**Exercise brief:** Output all of the entries below precisely as written.

**Data provided:**
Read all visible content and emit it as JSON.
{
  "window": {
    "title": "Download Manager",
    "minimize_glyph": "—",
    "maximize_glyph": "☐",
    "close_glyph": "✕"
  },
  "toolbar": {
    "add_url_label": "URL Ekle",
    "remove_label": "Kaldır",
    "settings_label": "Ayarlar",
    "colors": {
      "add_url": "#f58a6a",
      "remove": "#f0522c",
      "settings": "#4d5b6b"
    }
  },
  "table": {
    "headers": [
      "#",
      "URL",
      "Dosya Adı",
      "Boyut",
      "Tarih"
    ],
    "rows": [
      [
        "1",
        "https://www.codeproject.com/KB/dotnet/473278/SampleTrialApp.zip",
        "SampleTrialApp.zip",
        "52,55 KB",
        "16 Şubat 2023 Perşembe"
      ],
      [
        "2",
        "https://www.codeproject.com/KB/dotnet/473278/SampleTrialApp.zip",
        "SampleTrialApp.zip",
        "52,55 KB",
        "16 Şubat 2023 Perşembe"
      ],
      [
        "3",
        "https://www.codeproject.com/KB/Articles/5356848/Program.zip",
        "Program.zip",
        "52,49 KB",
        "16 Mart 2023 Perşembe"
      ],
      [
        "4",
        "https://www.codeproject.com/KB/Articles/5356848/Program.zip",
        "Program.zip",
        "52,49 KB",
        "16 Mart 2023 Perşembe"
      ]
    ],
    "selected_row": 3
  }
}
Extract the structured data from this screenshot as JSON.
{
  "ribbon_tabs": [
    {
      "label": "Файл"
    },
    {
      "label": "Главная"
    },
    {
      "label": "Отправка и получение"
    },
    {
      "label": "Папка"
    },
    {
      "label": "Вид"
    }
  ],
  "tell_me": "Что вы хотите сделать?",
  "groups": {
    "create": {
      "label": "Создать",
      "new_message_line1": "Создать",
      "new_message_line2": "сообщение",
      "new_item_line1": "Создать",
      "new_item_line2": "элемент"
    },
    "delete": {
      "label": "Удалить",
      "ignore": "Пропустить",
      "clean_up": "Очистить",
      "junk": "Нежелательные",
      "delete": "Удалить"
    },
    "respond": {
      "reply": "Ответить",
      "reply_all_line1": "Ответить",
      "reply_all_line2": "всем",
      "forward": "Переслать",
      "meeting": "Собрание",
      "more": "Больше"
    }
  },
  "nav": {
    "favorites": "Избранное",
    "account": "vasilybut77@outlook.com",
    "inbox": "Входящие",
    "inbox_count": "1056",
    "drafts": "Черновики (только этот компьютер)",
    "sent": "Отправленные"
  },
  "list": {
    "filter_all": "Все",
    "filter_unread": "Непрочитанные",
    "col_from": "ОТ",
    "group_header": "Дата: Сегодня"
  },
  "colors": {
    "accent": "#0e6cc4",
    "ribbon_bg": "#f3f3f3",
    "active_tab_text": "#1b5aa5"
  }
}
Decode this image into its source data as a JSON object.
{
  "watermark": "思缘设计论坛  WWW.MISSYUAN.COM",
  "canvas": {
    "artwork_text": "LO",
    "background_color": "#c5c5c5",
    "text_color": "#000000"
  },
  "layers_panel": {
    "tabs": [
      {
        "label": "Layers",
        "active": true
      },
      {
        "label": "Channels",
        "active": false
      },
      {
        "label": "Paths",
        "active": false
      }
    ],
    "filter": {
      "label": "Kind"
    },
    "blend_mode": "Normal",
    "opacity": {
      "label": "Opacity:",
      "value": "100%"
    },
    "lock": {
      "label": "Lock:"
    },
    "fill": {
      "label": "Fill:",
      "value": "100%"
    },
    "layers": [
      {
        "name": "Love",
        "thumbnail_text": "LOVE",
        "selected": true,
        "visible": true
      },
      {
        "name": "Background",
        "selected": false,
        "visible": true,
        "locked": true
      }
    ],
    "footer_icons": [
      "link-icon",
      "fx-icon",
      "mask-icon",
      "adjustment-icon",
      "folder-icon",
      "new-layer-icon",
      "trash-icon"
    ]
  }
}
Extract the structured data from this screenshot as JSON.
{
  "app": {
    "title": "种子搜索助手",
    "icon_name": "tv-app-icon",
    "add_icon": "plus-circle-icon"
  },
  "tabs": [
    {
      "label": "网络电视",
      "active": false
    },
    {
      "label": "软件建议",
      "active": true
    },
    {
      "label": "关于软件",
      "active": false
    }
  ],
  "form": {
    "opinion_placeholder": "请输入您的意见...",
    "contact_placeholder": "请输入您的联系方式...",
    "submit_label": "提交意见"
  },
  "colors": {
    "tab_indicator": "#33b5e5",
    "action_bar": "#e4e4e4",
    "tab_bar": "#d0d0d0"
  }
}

**In response:**
Read all visible content and emit it as JSON.
{
  "window": {
    "title": "Download Manager",
    "minimize_glyph": "—",
    "maximize_glyph": "☐",
    "close_glyph": "✕"
  },
  "toolbar": {
    "add_url_label": "URL Ekle",
    "remove_label": "Kaldır",
    "settings_label": "Ayarlar",
    "colors": {
      "add_url": "#f58a6a",
      "remove": "#f0522c",
      "settings": "#4d5b6b"
    }
  },
  "table": {
    "headers": [
      "#",
      "URL",
      "Dosya Adı",
      "Boyut",
      "Tarih"
    ],
    "rows": [
      [
        "1",
        "https://www.codeproject.com/KB/dotnet/473278/SampleTrialApp.zip",
        "SampleTrialApp.zip",
        "52,55 KB",
        "16 Şubat 2023 Perşembe"
      ],
      [
        "2",
        "https://www.codeproject.com/KB/dotnet/473278/SampleTrialApp.zip",
        "SampleTrialApp.zip",
        "52,55 KB",
        "16 Şubat 2023 Perşembe"
      ],
      [
        "3",
        "https://www.codeproject.com/KB/Articles/5356848/Program.zip",
        "Program.zip",
        "52,49 KB",
        "16 Mart 2023 Perşembe"
      ],
      [
        "4",
        "https://www.codeproject.com/KB/Articles/5356848/Program.zip",
        "Program.zip",
        "52,49 KB",
        "16 Mart 2023 Perşembe"
      ]
    ],
    "selected_row": 3
  }
}
Extract the structured data from this screenshot as JSON.
{
  "ribbon_tabs": [
    {
      "label": "Файл"
    },
    {
      "label": "Главная"
    },
    {
      "label": "Отправка и получение"
    },
    {
      "label": "Папка"
    },
    {
      "label": "Вид"
    }
  ],
  "tell_me": "Что вы хотите сделать?",
  "groups": {
    "create": {
      "label": "Создать",
      "new_message_line1": "Создать",
      "new_message_line2": "сообщение",
      "new_item_line1": "Создать",
      "new_item_line2": "элемент"
    },
    "delete": {
      "label": "Удалить",
      "ignore": "Пропустить",
      "clean_up": "Очистить",
      "junk": "Нежелательные",
      "delete": "Удалить"
    },
    "respond": {
      "reply": "Ответить",
      "reply_all_line1": "Ответить",
      "reply_all_line2": "всем",
      "forward": "Переслать",
      "meeting": "Собрание",
      "more": "Больше"
    }
  },
  "nav": {
    "favorites": "Избранное",
    "account": "vasilybut77@outlook.com",
    "inbox": "Входящие",
    "inbox_count": "1056",
    "drafts": "Черновики (только этот компьютер)",
    "sent": "Отправленные"
  },
  "list": {
    "filter_all": "Все",
    "filter_unread": "Непрочитанные",
    "col_from": "ОТ",
    "group_header": "Дата: Сегодня"
  },
  "colors": {
    "accent": "#0e6cc4",
    "ribbon_bg": "#f3f3f3",
    "active_tab_text": "#1b5aa5"
  }
}
Decode this image into its source data as a JSON object.
{
  "watermark": "思缘设计论坛  WWW.MISSYUAN.COM",
  "canvas": {
    "artwork_text": "LO",
    "background_color": "#c5c5c5",
    "text_color": "#000000"
  },
  "layers_panel": {
    "tabs": [
      {
        "label": "Layers",
        "active": true
      },
      {
        "label": "Channels",
        "active": false
      },
      {
        "label": "Paths",
        "active": false
      }
    ],
    "filter": {
      "label": "Kind"
    },
    "blend_mode": "Normal",
    "opacity": {
      "label": "Opacity:",
      "value": "100%"
    },
    "lock": {
      "label": "Lock:"
    },
    "fill": {
      "label": "Fill:",
      "value": "100%"
    },
    "layers": [
      {
        "name": "Love",
        "thumbnail_text": "LOVE",
        "selected": true,
        "visible": true
      },
      {
        "name": "Background",
        "selected": false,
        "visible": true,
        "locked": true
      }
    ],
    "footer_icons": [
      "link-icon",
      "fx-icon",
      "mask-icon",
      "adjustment-icon",
      "folder-icon",
      "new-layer-icon",
      "trash-icon"
    ]
  }
}
Extract the structured data from this screenshot as JSON.
{
  "app": {
    "title": "种子搜索助手",
    "icon_name": "tv-app-icon",
    "add_icon": "plus-circle-icon"
  },
  "tabs": [
    {
      "label": "网络电视",
      "active": false
    },
    {
      "label": "软件建议",
      "active": true
    },
    {
      "label": "关于软件",
      "active": false
    }
  ],
  "form": {
    "opinion_placeholder": "请输入您的意见...",
    "contact_placeholder": "请输入您的联系方式...",
    "submit_label": "提交意见"
  },
  "colors": {
    "tab_indicator": "#33b5e5",
    "action_bar": "#e4e4e4",
    "tab_bar": "#d0d0d0"
  }
}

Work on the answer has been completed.